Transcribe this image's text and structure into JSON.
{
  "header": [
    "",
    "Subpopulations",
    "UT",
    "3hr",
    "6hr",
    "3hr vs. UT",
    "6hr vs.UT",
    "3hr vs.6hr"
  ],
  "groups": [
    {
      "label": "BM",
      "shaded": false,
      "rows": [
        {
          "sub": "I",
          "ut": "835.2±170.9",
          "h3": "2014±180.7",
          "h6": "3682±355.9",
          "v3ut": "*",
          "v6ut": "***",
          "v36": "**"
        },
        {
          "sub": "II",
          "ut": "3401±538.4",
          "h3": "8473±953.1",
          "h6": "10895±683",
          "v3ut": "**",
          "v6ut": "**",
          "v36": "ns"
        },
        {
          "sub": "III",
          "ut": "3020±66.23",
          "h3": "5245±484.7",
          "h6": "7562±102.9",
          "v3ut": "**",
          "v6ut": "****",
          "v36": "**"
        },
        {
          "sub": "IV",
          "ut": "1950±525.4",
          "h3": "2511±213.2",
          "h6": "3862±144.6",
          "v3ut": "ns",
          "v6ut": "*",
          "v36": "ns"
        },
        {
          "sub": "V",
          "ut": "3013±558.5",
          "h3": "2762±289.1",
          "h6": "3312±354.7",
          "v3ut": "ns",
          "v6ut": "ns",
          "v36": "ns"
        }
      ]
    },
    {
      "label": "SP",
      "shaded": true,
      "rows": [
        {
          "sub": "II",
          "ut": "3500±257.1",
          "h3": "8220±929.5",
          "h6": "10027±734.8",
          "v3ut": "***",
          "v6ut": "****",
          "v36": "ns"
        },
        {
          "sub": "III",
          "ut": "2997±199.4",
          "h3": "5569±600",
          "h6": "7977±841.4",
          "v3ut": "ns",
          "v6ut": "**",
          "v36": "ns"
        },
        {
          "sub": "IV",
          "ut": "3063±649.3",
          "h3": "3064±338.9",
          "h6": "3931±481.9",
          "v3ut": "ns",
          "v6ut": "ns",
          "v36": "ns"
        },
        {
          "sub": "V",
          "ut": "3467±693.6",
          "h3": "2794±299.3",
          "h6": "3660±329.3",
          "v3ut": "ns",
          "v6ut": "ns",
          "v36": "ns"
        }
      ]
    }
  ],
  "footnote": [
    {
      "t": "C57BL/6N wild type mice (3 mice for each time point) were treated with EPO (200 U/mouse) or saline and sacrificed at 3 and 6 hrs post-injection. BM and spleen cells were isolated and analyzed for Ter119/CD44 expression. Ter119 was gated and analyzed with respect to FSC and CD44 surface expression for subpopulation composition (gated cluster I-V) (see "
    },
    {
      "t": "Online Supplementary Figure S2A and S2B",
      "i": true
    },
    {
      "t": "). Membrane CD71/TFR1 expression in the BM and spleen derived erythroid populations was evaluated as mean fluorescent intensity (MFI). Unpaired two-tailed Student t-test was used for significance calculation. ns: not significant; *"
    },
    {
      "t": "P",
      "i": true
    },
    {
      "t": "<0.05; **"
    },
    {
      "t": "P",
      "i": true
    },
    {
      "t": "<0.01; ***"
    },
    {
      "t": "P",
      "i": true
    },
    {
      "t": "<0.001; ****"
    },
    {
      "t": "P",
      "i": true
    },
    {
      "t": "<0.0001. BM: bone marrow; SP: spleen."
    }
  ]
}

- - - - -

• Directions
Reproduce the entries above in full by retyping them exactly.

• Solution for this problem
Transcribe this image's text and structure into JSON.
{
  "header": [
    "",
    "Subpopulations",
    "UT",
    "3hr",
    "6hr",
    "3hr vs. UT",
    "6hr vs.UT",
    "3hr vs.6hr"
  ],
  "groups": [
    {
      "label": "BM",
      "shaded": false,
      "rows": [
        {
          "sub": "I",
          "ut": "835.2±170.9",
          "h3": "2014±180.7",
          "h6": "3682±355.9",
          "v3ut": "*",
          "v6ut": "***",
          "v36": "**"
        },
        {
          "sub": "II",
          "ut": "3401±538.4",
          "h3": "8473±953.1",
          "h6": "10895±683",
          "v3ut": "**",
          "v6ut": "**",
          "v36": "ns"
        },
        {
          "sub": "III",
          "ut": "3020±66.23",
          "h3": "5245±484.7",
          "h6": "7562±102.9",
          "v3ut": "**",
          "v6ut": "****",
          "v36": "**"
        },
        {
          "sub": "IV",
          "ut": "1950±525.4",
          "h3": "2511±213.2",
          "h6": "3862±144.6",
          "v3ut": "ns",
          "v6ut": "*",
          "v36": "ns"
        },
        {
          "sub": "V",
          "ut": "3013±558.5",
          "h3": "2762±289.1",
          "h6": "3312±354.7",
          "v3ut": "ns",
          "v6ut": "ns",
          "v36": "ns"
        }
      ]
    },
    {
      "label": "SP",
      "shaded": true,
      "rows": [
        {
          "sub": "II",
          "ut": "3500±257.1",
          "h3": "8220±929.5",
          "h6": "10027±734.8",
          "v3ut": "***",
          "v6ut": "****",
          "v36": "ns"
        },
        {
          "sub": "III",
          "ut": "2997±199.4",
          "h3": "5569±600",
          "h6": "7977±841.4",
          "v3ut": "ns",
          "v6ut": "**",
          "v36": "ns"
        },
        {
          "sub": "IV",
          "ut": "3063±649.3",
          "h3": "3064±338.9",
          "h6": "3931±481.9",
          "v3ut": "ns",
          "v6ut": "ns",
          "v36": "ns"
        },
        {
          "sub": "V",
          "ut": "3467±693.6",
          "h3": "2794±299.3",
          "h6": "3660±329.3",
          "v3ut": "ns",
          "v6ut": "ns",
          "v36": "ns"
        }
      ]
    }
  ],
  "footnote": [
    {
      "t": "C57BL/6N wild type mice (3 mice for each time point) were treated with EPO (200 U/mouse) or saline and sacrificed at 3 and 6 hrs post-injection. BM and spleen cells were isolated and analyzed for Ter119/CD44 expression. Ter119 was gated and analyzed with respect to FSC and CD44 surface expression for subpopulation composition (gated cluster I-V) (see "
    },
    {
      "t": "Online Supplementary Figure S2A and S2B",
      "i": true
    },
    {
      "t": "). Membrane CD71/TFR1 expression in the BM and spleen derived erythroid populations was evaluated as mean fluorescent intensity (MFI). Unpaired two-tailed Student t-test was used for significance calculation. ns: not significant; *"
    },
    {
      "t": "P",
      "i": true
    },
    {
      "t": "<0.05; **"
    },
    {
      "t": "P",
      "i": true
    },
    {
      "t": "<0.01; ***"
    },
    {
      "t": "P",
      "i": true
    },
    {
      "t": "<0.001; ****"
    },
    {
      "t": "P",
      "i": true
    },
    {
      "t": "<0.0001. BM: bone marrow; SP: spleen."
    }
  ]
}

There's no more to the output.